Task instructions ▸
Reproduce every entry exactly.

***** Records supplied *****

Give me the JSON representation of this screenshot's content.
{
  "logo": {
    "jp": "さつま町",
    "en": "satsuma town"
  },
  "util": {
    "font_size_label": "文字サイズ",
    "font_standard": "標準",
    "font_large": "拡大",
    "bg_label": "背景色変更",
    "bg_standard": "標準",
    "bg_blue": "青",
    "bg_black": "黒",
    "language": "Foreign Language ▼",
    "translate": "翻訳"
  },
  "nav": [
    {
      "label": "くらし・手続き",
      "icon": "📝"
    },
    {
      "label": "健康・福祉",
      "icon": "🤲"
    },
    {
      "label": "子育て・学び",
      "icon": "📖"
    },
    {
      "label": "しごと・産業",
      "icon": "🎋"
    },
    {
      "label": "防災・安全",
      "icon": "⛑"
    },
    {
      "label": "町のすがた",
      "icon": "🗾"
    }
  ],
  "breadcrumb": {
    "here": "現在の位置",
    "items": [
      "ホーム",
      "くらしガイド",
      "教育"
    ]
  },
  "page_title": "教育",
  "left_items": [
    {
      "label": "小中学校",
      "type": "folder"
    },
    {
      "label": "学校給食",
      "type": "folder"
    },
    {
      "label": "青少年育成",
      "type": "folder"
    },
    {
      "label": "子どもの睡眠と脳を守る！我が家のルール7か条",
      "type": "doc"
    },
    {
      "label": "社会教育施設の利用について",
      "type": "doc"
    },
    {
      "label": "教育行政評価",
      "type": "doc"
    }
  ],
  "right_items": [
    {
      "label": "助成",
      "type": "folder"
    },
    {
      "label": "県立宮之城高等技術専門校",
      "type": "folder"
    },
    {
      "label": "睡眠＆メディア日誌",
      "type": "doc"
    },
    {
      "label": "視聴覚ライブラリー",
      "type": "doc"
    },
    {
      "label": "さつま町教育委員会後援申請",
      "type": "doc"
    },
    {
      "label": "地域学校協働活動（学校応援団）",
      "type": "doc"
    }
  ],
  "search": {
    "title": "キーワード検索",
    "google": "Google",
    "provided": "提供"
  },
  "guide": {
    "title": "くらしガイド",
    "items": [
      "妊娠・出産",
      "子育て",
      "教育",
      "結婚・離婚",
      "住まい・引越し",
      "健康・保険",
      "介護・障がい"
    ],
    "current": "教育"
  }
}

*****

Full solution ▸
Give me the JSON representation of this screenshot's content.
{
  "logo": {
    "jp": "さつま町",
    "en": "satsuma town"
  },
  "util": {
    "font_size_label": "文字サイズ",
    "font_standard": "標準",
    "font_large": "拡大",
    "bg_label": "背景色変更",
    "bg_standard": "標準",
    "bg_blue": "青",
    "bg_black": "黒",
    "language": "Foreign Language ▼",
    "translate": "翻訳"
  },
  "nav": [
    {
      "label": "くらし・手続き",
      "icon": "📝"
    },
    {
      "label": "健康・福祉",
      "icon": "🤲"
    },
    {
      "label": "子育て・学び",
      "icon": "📖"
    },
    {
      "label": "しごと・産業",
      "icon": "🎋"
    },
    {
      "label": "防災・安全",
      "icon": "⛑"
    },
    {
      "label": "町のすがた",
      "icon": "🗾"
    }
  ],
  "breadcrumb": {
    "here": "現在の位置",
    "items": [
      "ホーム",
      "くらしガイド",
      "教育"
    ]
  },
  "page_title": "教育",
  "left_items": [
    {
      "label": "小中学校",
      "type": "folder"
    },
    {
      "label": "学校給食",
      "type": "folder"
    },
    {
      "label": "青少年育成",
      "type": "folder"
    },
    {
      "label": "子どもの睡眠と脳を守る！我が家のルール7か条",
      "type": "doc"
    },
    {
      "label": "社会教育施設の利用について",
      "type": "doc"
    },
    {
      "label": "教育行政評価",
      "type": "doc"
    }
  ],
  "right_items": [
    {
      "label": "助成",
      "type": "folder"
    },
    {
      "label": "県立宮之城高等技術専門校",
      "type": "folder"
    },
    {
      "label": "睡眠＆メディア日誌",
      "type": "doc"
    },
    {
      "label": "視聴覚ライブラリー",
      "type": "doc"
    },
    {
      "label": "さつま町教育委員会後援申請",
      "type": "doc"
    },
    {
      "label": "地域学校協働活動（学校応援団）",
      "type": "doc"
    }
  ],
  "search": {
    "title": "キーワード検索",
    "google": "Google",
    "provided": "提供"
  },
  "guide": {
    "title": "くらしガイド",
    "items": [
      "妊娠・出産",
      "子育て",
      "教育",
      "結婚・離婚",
      "住まい・引越し",
      "健康・保険",
      "介護・障がい"
    ],
    "current": "教育"
  }
}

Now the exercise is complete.